::: Records provided :::

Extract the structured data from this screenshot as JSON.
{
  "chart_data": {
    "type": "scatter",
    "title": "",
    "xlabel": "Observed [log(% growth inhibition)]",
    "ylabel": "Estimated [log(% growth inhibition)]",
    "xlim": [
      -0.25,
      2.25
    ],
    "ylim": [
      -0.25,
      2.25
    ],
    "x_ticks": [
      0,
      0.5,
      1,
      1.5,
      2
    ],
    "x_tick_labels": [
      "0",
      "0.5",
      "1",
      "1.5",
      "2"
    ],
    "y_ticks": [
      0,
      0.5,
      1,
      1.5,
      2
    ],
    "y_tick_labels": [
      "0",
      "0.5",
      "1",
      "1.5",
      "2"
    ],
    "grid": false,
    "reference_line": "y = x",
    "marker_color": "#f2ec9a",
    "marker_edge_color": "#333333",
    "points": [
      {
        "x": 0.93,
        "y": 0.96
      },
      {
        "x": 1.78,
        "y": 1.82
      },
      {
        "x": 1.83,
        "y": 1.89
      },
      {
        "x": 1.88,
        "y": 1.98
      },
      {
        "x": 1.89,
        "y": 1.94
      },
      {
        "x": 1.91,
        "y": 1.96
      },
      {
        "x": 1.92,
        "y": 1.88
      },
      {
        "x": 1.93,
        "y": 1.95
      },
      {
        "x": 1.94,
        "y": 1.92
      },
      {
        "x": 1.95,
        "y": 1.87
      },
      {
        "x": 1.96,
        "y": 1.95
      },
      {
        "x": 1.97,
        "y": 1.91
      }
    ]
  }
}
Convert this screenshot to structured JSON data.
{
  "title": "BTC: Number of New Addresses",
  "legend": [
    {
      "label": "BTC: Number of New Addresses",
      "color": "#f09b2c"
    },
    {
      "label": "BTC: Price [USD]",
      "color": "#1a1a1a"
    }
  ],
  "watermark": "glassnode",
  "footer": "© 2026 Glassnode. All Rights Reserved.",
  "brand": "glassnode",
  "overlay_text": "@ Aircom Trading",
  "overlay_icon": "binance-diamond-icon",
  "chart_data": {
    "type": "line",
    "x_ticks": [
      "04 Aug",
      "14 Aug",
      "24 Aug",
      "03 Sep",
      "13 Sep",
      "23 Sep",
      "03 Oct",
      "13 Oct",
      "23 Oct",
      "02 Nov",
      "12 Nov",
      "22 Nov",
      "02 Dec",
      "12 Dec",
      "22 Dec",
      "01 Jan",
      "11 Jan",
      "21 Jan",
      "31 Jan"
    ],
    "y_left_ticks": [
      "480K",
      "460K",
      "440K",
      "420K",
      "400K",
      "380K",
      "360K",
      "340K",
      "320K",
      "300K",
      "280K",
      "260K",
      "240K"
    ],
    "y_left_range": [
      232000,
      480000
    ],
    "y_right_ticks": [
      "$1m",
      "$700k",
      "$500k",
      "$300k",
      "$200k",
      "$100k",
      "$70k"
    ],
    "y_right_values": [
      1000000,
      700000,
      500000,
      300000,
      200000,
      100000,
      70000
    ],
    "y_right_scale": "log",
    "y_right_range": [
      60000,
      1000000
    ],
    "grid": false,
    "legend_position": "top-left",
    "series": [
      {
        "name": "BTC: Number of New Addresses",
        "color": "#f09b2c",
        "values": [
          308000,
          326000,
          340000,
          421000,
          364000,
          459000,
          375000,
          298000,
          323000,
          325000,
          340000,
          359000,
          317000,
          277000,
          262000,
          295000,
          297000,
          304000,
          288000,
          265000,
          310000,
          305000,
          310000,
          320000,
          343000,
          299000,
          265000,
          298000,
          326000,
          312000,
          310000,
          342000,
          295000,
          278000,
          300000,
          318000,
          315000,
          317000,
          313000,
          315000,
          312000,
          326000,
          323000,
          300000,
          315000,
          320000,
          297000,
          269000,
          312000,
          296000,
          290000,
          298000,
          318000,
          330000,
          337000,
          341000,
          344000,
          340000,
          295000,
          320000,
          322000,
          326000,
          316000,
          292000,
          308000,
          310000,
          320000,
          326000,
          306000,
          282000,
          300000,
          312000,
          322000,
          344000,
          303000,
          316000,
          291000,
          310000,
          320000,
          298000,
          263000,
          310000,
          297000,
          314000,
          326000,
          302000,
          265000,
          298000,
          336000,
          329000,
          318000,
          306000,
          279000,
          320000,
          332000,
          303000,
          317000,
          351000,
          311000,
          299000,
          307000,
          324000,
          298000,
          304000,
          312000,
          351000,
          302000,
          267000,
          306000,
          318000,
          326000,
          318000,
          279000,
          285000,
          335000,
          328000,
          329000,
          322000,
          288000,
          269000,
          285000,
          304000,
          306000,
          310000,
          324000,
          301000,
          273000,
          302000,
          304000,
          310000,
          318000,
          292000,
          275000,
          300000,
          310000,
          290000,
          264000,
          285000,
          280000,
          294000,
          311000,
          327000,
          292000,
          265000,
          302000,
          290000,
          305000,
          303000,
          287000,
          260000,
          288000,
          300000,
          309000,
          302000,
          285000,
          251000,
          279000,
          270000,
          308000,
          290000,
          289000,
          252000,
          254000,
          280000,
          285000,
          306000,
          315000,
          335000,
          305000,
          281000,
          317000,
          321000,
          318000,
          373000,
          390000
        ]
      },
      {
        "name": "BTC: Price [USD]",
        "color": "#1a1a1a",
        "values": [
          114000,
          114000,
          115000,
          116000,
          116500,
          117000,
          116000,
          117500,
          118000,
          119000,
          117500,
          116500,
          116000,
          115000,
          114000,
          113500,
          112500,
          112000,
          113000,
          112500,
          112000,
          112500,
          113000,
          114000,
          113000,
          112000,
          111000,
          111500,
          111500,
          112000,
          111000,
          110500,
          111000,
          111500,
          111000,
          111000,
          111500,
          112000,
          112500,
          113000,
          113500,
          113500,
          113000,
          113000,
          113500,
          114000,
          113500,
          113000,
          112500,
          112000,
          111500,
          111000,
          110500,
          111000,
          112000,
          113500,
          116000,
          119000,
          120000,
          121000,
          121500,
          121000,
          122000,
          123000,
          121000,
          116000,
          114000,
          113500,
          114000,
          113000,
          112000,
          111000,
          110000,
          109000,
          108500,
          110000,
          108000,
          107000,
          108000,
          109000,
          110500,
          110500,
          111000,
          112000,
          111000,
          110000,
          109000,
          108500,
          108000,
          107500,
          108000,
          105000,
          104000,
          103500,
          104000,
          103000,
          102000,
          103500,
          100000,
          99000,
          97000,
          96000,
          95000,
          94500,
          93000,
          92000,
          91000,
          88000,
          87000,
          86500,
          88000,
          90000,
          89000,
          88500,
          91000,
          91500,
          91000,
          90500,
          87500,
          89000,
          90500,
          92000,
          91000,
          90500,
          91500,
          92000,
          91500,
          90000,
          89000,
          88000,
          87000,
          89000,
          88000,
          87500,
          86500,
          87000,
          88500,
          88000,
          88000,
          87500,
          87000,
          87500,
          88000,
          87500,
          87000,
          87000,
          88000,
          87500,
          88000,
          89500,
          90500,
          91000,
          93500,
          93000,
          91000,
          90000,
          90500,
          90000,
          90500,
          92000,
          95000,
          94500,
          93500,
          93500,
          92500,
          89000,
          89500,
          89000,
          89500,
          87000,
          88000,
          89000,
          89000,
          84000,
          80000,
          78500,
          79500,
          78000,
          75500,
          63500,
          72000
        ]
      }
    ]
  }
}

:::
::: Records provided :::

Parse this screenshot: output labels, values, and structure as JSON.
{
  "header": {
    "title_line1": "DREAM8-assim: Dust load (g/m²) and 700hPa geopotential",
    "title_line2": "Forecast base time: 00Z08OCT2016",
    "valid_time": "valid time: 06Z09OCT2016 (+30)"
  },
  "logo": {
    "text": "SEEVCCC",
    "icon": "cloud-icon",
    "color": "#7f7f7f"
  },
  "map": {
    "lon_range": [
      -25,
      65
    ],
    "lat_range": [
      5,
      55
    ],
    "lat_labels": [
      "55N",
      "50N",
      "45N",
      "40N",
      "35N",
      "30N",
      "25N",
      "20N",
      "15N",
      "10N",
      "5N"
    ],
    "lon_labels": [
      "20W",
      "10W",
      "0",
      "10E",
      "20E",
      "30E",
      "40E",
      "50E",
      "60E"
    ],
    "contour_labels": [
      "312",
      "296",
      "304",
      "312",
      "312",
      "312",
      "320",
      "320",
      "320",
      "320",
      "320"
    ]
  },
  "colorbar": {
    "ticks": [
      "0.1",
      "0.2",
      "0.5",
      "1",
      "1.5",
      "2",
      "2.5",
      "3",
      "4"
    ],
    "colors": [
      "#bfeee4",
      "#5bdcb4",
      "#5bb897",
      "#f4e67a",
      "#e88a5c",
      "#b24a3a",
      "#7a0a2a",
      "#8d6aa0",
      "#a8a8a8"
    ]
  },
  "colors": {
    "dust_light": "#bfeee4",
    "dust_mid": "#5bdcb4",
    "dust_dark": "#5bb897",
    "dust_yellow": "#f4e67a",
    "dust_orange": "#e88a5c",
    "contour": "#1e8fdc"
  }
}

:::
::: Records provided :::

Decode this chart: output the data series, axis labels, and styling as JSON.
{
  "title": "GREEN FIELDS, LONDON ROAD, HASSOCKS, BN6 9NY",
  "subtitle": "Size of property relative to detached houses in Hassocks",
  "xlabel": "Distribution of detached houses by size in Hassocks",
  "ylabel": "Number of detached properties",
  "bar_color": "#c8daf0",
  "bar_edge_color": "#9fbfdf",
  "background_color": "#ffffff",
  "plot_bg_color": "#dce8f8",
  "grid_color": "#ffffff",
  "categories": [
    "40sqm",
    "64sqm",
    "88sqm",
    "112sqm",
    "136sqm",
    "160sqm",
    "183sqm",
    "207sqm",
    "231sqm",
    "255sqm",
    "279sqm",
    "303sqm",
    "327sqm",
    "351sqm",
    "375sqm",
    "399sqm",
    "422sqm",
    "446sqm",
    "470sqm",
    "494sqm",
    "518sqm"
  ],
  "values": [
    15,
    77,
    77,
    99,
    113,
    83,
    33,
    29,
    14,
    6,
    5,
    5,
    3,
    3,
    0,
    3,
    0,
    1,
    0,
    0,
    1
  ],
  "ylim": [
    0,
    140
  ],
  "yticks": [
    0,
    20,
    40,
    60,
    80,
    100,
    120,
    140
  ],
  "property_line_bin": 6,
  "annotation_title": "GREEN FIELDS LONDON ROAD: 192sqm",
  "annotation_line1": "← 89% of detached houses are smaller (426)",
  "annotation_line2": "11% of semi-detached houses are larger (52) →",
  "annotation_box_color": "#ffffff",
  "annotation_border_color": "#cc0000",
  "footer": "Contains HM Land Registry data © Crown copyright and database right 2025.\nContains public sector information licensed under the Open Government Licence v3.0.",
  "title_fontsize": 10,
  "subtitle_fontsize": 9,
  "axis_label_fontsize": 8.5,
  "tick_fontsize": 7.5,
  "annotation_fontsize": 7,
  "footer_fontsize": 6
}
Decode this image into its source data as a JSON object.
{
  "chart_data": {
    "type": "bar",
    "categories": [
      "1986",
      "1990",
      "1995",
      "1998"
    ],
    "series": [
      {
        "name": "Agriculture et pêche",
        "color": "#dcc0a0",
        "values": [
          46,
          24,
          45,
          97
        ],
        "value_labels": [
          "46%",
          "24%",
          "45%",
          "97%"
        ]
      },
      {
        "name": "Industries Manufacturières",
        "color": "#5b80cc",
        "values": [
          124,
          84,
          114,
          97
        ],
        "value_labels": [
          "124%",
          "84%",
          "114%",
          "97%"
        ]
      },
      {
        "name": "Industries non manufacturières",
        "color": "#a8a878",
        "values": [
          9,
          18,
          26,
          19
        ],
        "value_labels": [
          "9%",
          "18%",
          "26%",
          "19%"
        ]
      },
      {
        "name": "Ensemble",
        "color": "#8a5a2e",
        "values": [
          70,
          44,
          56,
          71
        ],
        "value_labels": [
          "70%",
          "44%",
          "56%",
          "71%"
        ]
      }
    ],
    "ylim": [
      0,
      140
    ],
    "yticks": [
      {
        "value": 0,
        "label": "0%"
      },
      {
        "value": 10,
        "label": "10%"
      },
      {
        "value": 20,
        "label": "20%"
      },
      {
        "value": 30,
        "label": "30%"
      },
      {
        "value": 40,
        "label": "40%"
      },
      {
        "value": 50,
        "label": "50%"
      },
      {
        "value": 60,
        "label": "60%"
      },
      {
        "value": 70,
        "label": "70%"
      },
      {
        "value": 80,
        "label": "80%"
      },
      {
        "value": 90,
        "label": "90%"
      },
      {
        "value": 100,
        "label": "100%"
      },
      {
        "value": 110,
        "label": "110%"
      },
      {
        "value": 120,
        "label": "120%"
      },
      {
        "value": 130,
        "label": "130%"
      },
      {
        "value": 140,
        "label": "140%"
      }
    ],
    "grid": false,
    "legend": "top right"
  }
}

:::

_Given instruction_
Which lines hold the word "FIELDS"? Return all of them from the records above.

_The result_
  "title": "GREEN FIELDS, LONDON ROAD, HASSOCKS, BN6 9NY",
  "annotation_title": "GREEN FIELDS LONDON ROAD: 192sqm",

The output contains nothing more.